▶ REQUIRED WORK: Identify the lines containing the word "name". Copy each one.

Stored entries:
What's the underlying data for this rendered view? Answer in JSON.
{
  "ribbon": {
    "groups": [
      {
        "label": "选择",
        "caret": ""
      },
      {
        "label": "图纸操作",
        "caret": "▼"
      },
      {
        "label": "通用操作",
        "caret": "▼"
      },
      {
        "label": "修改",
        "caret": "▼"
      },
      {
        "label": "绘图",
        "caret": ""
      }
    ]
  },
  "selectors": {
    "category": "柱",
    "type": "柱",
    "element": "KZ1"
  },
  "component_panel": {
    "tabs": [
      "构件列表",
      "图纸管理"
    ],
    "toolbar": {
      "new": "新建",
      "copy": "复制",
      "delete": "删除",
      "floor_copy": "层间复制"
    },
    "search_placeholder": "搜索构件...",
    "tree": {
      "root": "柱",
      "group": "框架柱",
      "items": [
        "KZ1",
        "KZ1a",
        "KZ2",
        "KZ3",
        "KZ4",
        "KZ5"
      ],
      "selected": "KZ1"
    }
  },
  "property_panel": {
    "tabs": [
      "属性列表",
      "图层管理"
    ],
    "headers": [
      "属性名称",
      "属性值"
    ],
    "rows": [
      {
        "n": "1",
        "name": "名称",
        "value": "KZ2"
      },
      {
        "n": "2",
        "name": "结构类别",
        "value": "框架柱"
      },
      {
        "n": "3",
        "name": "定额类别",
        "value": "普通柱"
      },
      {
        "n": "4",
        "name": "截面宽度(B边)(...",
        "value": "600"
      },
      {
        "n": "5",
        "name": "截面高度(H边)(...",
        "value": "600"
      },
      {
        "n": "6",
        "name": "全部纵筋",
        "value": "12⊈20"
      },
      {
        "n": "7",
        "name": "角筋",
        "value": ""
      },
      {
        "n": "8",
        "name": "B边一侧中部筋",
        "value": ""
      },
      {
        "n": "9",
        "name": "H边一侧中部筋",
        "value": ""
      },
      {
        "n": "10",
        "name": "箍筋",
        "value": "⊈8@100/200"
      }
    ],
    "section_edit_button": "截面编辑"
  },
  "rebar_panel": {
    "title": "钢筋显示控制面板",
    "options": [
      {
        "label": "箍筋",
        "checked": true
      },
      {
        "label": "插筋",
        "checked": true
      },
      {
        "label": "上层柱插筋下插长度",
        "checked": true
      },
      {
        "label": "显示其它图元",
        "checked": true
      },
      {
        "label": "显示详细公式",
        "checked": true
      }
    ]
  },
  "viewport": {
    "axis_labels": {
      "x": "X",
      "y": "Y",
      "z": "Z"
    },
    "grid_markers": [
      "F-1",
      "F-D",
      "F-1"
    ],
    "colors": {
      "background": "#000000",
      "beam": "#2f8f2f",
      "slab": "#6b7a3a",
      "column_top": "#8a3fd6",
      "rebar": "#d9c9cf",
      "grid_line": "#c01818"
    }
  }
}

▶ ANSWER TO THIS PROBLEM:
        "name": "名称",
        "name": "结构类别",
        "name": "定额类别",
        "name": "截面宽度(B边)(...",
        "name": "截面高度(H边)(...",
        "name": "全部纵筋",
        "name": "角筋",
        "name": "B边一侧中部筋",
        "name": "H边一侧中部筋",
        "name": "箍筋",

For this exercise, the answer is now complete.